SET TASK: Write out all lines holding the word "постановлением".

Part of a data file
------------------------
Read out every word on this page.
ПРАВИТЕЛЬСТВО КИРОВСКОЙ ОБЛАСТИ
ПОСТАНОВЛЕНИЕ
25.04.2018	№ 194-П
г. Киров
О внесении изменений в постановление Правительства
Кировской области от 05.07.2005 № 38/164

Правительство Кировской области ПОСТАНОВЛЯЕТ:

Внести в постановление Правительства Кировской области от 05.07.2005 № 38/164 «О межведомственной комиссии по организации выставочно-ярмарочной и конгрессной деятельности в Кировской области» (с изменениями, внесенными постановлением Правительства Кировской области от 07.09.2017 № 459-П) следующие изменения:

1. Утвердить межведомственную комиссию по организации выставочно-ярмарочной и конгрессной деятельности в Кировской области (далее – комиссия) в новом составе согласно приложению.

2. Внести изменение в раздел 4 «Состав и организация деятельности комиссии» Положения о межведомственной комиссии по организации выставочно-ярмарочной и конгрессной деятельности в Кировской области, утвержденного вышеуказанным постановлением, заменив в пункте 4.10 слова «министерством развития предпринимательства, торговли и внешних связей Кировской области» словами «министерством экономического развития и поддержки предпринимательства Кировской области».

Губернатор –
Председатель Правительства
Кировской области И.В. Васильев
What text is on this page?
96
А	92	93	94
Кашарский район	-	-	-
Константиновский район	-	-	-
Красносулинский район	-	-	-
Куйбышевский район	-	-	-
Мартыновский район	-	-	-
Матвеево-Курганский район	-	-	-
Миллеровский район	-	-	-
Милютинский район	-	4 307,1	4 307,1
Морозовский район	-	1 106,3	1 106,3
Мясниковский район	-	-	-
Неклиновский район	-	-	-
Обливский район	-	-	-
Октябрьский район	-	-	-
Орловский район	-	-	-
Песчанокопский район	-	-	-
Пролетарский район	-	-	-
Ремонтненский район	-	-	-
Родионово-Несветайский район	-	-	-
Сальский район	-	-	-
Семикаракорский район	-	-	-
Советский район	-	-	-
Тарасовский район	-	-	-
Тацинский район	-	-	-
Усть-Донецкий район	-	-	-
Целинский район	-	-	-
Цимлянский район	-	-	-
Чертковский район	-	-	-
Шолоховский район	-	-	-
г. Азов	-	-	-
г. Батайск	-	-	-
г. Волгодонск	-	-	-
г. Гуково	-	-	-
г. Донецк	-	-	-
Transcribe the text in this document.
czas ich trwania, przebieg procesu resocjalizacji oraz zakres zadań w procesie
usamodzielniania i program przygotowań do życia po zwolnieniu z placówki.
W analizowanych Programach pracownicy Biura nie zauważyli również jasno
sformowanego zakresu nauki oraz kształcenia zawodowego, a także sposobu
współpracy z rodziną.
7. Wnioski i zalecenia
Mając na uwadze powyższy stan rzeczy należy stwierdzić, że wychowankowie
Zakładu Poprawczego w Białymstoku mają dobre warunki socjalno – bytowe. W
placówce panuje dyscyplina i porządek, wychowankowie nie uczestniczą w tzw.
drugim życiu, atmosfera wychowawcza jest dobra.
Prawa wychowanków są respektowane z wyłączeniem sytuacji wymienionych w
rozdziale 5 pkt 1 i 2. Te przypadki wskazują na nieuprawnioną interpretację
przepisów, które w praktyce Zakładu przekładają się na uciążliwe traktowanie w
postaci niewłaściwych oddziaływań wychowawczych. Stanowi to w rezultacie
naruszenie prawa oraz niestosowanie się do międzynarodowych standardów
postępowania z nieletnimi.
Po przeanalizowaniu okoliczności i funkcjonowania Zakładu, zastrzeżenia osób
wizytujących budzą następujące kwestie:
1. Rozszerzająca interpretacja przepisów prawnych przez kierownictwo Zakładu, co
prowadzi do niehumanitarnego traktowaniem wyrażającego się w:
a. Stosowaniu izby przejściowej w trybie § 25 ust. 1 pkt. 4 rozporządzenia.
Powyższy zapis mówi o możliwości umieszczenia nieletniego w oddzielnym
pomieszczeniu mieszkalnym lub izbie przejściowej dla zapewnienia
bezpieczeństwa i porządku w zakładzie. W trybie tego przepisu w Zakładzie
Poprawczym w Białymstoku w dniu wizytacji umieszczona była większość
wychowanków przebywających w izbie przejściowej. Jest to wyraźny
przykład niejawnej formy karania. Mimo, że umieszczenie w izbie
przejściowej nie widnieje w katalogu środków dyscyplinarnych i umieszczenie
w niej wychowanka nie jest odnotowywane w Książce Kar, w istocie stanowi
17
------------------------
OUTPUT:
Внести в постановление Правительства Кировской области от 05.07.2005 № 38/164 «О межведомственной комиссии по организации выставочно-ярмарочной и конгрессной деятельности в Кировской области» (с изменениями, внесенными постановлением Правительства Кировской области от 07.09.2017 № 459-П) следующие изменения:
2. Внести изменение в раздел 4 «Состав и организация деятельности комиссии» Положения о межведомственной комиссии по организации выставочно-ярмарочной и конгрессной деятельности в Кировской области, утвержденного вышеуказанным постановлением, заменив в пункте 4.10 слова «министерством развития предпринимательства, торговли и внешних связей Кировской области» словами «министерством экономического развития и поддержки предпринимательства Кировской области».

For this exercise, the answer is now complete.